[Records to use start]

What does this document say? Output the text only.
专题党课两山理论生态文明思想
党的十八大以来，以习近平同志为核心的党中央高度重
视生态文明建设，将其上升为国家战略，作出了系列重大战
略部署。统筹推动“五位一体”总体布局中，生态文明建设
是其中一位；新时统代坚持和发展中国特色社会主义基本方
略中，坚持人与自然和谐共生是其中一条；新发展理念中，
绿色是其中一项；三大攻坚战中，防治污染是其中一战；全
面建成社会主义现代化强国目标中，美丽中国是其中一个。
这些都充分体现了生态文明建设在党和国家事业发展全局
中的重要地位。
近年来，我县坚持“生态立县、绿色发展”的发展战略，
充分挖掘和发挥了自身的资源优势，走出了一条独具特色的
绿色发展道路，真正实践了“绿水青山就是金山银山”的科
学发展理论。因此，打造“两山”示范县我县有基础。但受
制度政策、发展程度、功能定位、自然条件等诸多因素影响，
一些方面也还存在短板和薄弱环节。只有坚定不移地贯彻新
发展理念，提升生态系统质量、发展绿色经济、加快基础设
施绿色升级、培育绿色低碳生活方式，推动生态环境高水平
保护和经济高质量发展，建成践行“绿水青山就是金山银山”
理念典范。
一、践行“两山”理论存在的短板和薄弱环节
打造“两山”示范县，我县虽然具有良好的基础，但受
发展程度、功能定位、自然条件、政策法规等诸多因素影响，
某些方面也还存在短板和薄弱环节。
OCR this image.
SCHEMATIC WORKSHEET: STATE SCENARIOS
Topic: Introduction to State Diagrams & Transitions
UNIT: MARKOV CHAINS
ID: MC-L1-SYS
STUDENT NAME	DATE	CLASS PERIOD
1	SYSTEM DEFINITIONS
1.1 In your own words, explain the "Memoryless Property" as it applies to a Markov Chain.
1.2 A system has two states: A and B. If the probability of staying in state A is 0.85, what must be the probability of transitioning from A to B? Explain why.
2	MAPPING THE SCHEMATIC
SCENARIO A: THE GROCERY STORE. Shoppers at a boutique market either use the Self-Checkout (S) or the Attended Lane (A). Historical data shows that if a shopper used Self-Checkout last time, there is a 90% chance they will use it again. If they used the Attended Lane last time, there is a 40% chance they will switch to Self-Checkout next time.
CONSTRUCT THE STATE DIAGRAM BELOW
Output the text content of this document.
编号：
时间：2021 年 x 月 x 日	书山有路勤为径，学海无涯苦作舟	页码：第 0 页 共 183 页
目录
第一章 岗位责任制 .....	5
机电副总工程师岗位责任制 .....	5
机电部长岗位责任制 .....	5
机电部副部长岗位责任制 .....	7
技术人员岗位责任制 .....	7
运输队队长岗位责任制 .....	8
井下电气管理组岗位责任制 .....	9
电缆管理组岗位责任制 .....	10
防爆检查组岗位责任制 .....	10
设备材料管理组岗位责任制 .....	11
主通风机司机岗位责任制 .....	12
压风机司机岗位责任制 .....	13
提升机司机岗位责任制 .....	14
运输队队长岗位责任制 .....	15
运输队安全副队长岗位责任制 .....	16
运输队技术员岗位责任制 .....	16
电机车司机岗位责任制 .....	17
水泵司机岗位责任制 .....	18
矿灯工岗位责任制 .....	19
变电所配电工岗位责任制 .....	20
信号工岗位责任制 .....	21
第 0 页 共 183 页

[Records to use end]

◆ Problem requirements
Look through the data and gather every line with the string "SCHEMATIC" in it.

◆ Task answer
SCHEMATIC WORKSHEET: STATE SCENARIOS
2	MAPPING THE SCHEMATIC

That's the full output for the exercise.